» **GIVEN PROBLEM**
All records below must be retyped exactly.

——————————

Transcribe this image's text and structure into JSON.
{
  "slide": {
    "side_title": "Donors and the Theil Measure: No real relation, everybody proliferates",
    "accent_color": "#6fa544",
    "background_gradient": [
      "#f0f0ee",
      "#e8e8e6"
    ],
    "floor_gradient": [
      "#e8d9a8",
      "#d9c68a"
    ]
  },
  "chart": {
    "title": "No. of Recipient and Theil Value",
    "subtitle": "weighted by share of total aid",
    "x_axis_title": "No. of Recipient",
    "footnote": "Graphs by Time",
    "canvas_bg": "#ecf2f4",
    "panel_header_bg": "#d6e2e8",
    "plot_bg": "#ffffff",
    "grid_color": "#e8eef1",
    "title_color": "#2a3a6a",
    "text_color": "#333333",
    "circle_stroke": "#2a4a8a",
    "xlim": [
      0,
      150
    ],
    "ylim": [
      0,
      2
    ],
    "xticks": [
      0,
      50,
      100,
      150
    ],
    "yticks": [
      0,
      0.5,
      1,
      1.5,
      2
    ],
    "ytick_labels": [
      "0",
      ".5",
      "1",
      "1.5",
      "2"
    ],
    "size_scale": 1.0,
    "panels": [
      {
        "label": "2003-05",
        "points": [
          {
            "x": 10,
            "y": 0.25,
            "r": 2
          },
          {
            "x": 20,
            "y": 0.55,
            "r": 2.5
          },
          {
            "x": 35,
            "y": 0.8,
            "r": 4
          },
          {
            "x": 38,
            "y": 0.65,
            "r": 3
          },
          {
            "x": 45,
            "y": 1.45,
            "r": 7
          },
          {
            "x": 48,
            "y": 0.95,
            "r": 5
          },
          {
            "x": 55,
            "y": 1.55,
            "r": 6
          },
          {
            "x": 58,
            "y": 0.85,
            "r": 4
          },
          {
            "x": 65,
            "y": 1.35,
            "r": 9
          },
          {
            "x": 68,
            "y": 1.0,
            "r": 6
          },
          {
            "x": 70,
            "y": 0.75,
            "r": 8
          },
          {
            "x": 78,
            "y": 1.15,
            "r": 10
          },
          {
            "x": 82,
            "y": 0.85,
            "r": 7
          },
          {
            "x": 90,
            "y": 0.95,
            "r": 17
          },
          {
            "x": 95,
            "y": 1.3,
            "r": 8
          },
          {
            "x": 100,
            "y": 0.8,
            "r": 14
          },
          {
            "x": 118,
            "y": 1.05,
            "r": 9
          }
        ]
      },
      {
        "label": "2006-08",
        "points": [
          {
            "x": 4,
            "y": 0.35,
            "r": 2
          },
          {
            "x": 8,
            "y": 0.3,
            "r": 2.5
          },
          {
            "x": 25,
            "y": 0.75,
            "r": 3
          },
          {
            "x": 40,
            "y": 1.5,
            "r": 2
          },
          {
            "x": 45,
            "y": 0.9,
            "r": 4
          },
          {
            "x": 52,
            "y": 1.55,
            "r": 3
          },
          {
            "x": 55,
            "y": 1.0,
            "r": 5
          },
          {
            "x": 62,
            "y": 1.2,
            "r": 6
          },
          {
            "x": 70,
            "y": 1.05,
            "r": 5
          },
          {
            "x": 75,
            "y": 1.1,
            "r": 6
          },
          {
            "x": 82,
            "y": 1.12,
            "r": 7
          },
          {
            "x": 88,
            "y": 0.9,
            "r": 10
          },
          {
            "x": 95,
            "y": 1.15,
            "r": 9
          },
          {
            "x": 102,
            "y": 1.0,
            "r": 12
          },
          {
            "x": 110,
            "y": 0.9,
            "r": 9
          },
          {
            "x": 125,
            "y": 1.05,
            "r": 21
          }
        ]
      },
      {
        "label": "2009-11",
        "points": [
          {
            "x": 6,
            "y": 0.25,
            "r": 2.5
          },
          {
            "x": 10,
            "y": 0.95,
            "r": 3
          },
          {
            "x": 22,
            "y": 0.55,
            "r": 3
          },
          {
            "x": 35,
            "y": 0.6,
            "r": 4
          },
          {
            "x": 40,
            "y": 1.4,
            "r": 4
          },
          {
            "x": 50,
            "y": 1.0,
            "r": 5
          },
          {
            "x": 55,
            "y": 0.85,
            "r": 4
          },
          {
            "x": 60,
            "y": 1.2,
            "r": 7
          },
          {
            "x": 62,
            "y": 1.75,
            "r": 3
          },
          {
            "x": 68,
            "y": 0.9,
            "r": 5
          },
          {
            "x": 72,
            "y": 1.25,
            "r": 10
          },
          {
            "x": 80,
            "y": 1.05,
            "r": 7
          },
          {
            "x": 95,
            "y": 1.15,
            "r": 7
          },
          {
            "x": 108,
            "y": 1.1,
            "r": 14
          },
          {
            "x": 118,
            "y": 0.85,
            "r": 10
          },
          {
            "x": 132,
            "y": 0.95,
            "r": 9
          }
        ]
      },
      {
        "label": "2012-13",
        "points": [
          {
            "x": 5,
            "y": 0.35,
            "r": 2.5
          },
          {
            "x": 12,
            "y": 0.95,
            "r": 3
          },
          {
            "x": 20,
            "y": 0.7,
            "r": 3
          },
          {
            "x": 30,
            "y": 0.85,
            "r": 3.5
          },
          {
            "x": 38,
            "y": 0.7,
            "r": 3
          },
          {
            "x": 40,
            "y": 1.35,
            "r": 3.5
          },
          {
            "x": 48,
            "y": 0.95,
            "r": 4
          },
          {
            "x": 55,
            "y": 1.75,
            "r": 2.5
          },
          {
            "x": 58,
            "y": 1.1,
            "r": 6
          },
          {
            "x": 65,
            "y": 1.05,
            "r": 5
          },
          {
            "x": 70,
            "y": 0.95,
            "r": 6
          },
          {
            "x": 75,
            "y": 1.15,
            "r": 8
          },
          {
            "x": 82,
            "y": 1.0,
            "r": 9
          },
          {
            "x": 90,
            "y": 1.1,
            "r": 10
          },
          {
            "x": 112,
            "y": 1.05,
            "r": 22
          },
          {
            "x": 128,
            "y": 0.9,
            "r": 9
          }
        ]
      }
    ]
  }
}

——————————

» **FULL RESPONSE**
Transcribe this image's text and structure into JSON.
{
  "slide": {
    "side_title": "Donors and the Theil Measure: No real relation, everybody proliferates",
    "accent_color": "#6fa544",
    "background_gradient": [
      "#f0f0ee",
      "#e8e8e6"
    ],
    "floor_gradient": [
      "#e8d9a8",
      "#d9c68a"
    ]
  },
  "chart": {
    "title": "No. of Recipient and Theil Value",
    "subtitle": "weighted by share of total aid",
    "x_axis_title": "No. of Recipient",
    "footnote": "Graphs by Time",
    "canvas_bg": "#ecf2f4",
    "panel_header_bg": "#d6e2e8",
    "plot_bg": "#ffffff",
    "grid_color": "#e8eef1",
    "title_color": "#2a3a6a",
    "text_color": "#333333",
    "circle_stroke": "#2a4a8a",
    "xlim": [
      0,
      150
    ],
    "ylim": [
      0,
      2
    ],
    "xticks": [
      0,
      50,
      100,
      150
    ],
    "yticks": [
      0,
      0.5,
      1,
      1.5,
      2
    ],
    "ytick_labels": [
      "0",
      ".5",
      "1",
      "1.5",
      "2"
    ],
    "size_scale": 1.0,
    "panels": [
      {
        "label": "2003-05",
        "points": [
          {
            "x": 10,
            "y": 0.25,
            "r": 2
          },
          {
            "x": 20,
            "y": 0.55,
            "r": 2.5
          },
          {
            "x": 35,
            "y": 0.8,
            "r": 4
          },
          {
            "x": 38,
            "y": 0.65,
            "r": 3
          },
          {
            "x": 45,
            "y": 1.45,
            "r": 7
          },
          {
            "x": 48,
            "y": 0.95,
            "r": 5
          },
          {
            "x": 55,
            "y": 1.55,
            "r": 6
          },
          {
            "x": 58,
            "y": 0.85,
            "r": 4
          },
          {
            "x": 65,
            "y": 1.35,
            "r": 9
          },
          {
            "x": 68,
            "y": 1.0,
            "r": 6
          },
          {
            "x": 70,
            "y": 0.75,
            "r": 8
          },
          {
            "x": 78,
            "y": 1.15,
            "r": 10
          },
          {
            "x": 82,
            "y": 0.85,
            "r": 7
          },
          {
            "x": 90,
            "y": 0.95,
            "r": 17
          },
          {
            "x": 95,
            "y": 1.3,
            "r": 8
          },
          {
            "x": 100,
            "y": 0.8,
            "r": 14
          },
          {
            "x": 118,
            "y": 1.05,
            "r": 9
          }
        ]
      },
      {
        "label": "2006-08",
        "points": [
          {
            "x": 4,
            "y": 0.35,
            "r": 2
          },
          {
            "x": 8,
            "y": 0.3,
            "r": 2.5
          },
          {
            "x": 25,
            "y": 0.75,
            "r": 3
          },
          {
            "x": 40,
            "y": 1.5,
            "r": 2
          },
          {
            "x": 45,
            "y": 0.9,
            "r": 4
          },
          {
            "x": 52,
            "y": 1.55,
            "r": 3
          },
          {
            "x": 55,
            "y": 1.0,
            "r": 5
          },
          {
            "x": 62,
            "y": 1.2,
            "r": 6
          },
          {
            "x": 70,
            "y": 1.05,
            "r": 5
          },
          {
            "x": 75,
            "y": 1.1,
            "r": 6
          },
          {
            "x": 82,
            "y": 1.12,
            "r": 7
          },
          {
            "x": 88,
            "y": 0.9,
            "r": 10
          },
          {
            "x": 95,
            "y": 1.15,
            "r": 9
          },
          {
            "x": 102,
            "y": 1.0,
            "r": 12
          },
          {
            "x": 110,
            "y": 0.9,
            "r": 9
          },
          {
            "x": 125,
            "y": 1.05,
            "r": 21
          }
        ]
      },
      {
        "label": "2009-11",
        "points": [
          {
            "x": 6,
            "y": 0.25,
            "r": 2.5
          },
          {
            "x": 10,
            "y": 0.95,
            "r": 3
          },
          {
            "x": 22,
            "y": 0.55,
            "r": 3
          },
          {
            "x": 35,
            "y": 0.6,
            "r": 4
          },
          {
            "x": 40,
            "y": 1.4,
            "r": 4
          },
          {
            "x": 50,
            "y": 1.0,
            "r": 5
          },
          {
            "x": 55,
            "y": 0.85,
            "r": 4
          },
          {
            "x": 60,
            "y": 1.2,
            "r": 7
          },
          {
            "x": 62,
            "y": 1.75,
            "r": 3
          },
          {
            "x": 68,
            "y": 0.9,
            "r": 5
          },
          {
            "x": 72,
            "y": 1.25,
            "r": 10
          },
          {
            "x": 80,
            "y": 1.05,
            "r": 7
          },
          {
            "x": 95,
            "y": 1.15,
            "r": 7
          },
          {
            "x": 108,
            "y": 1.1,
            "r": 14
          },
          {
            "x": 118,
            "y": 0.85,
            "r": 10
          },
          {
            "x": 132,
            "y": 0.95,
            "r": 9
          }
        ]
      },
      {
        "label": "2012-13",
        "points": [
          {
            "x": 5,
            "y": 0.35,
            "r": 2.5
          },
          {
            "x": 12,
            "y": 0.95,
            "r": 3
          },
          {
            "x": 20,
            "y": 0.7,
            "r": 3
          },
          {
            "x": 30,
            "y": 0.85,
            "r": 3.5
          },
          {
            "x": 38,
            "y": 0.7,
            "r": 3
          },
          {
            "x": 40,
            "y": 1.35,
            "r": 3.5
          },
          {
            "x": 48,
            "y": 0.95,
            "r": 4
          },
          {
            "x": 55,
            "y": 1.75,
            "r": 2.5
          },
          {
            "x": 58,
            "y": 1.1,
            "r": 6
          },
          {
            "x": 65,
            "y": 1.05,
            "r": 5
          },
          {
            "x": 70,
            "y": 0.95,
            "r": 6
          },
          {
            "x": 75,
            "y": 1.15,
            "r": 8
          },
          {
            "x": 82,
            "y": 1.0,
            "r": 9
          },
          {
            "x": 90,
            "y": 1.1,
            "r": 10
          },
          {
            "x": 112,
            "y": 1.05,
            "r": 22
          },
          {
            "x": 128,
            "y": 0.9,
            "r": 9
          }
        ]
      }
    ]
  }
}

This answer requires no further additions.